## What you are asked to do
Extract and list every line that contains the word "Infrastrukturplanung".

Records about charts and figures:
....

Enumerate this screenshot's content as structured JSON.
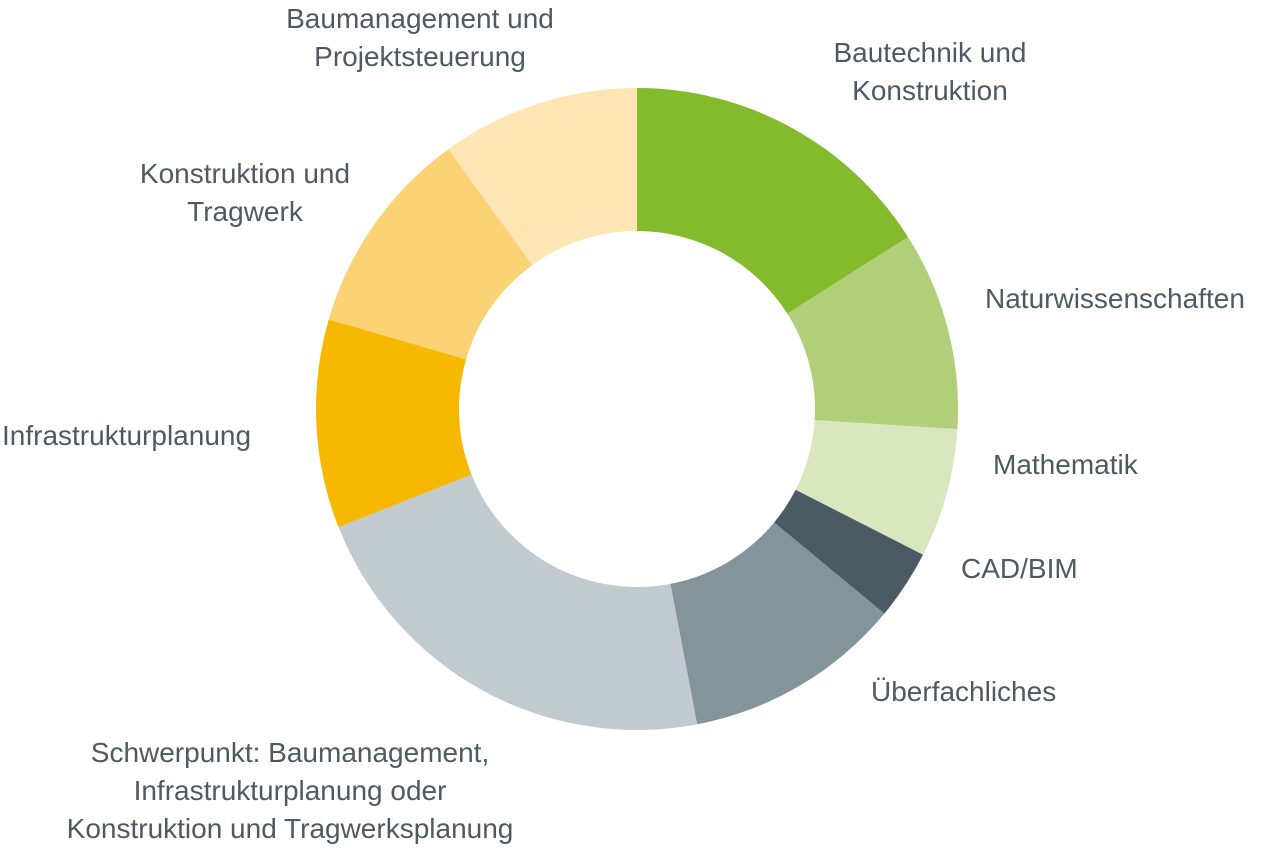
{
  "chart_data": {
    "type": "pie",
    "variant": "donut",
    "title": "",
    "unit": "%",
    "slices": [
      {
        "label_lines": [
          "Bautechnik und",
          "Konstruktion"
        ],
        "value": 16,
        "color": "#84bb2d"
      },
      {
        "label_lines": [
          "Naturwissenschaften"
        ],
        "value": 10,
        "color": "#b0cf78"
      },
      {
        "label_lines": [
          "Mathematik"
        ],
        "value": 6.5,
        "color": "#d9e7bf"
      },
      {
        "label_lines": [
          "CAD/BIM"
        ],
        "value": 3.5,
        "color": "#4b5b66"
      },
      {
        "label_lines": [
          "Überfachliches"
        ],
        "value": 11,
        "color": "#84949b"
      },
      {
        "label_lines": [
          "Schwerpunkt: Baumanagement,",
          "Infrastrukturplanung oder",
          "Konstruktion und Tragwerksplanung"
        ],
        "value": 22,
        "color": "#c1cacf"
      },
      {
        "label_lines": [
          "Infrastrukturplanung"
        ],
        "value": 10.5,
        "color": "#f6b800"
      },
      {
        "label_lines": [
          "Konstruktion und",
          "Tragwerk"
        ],
        "value": 10.5,
        "color": "#fbd274"
      },
      {
        "label_lines": [
          "Baumanagement und",
          "Projektsteuerung"
        ],
        "value": 10,
        "color": "#fde5b4"
      }
    ],
    "start_angle": "12 o'clock",
    "direction": "clockwise",
    "legend": "none (labels placed around the ring)"
  }
}
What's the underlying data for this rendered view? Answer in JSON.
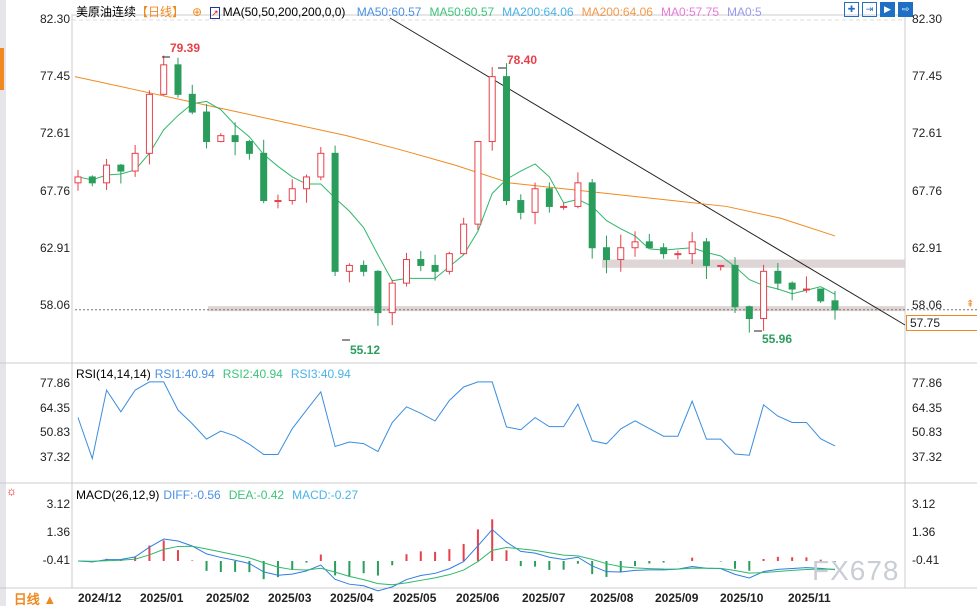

....

## The reply
          "Infrastrukturplanung oder",
          "Infrastrukturplanung"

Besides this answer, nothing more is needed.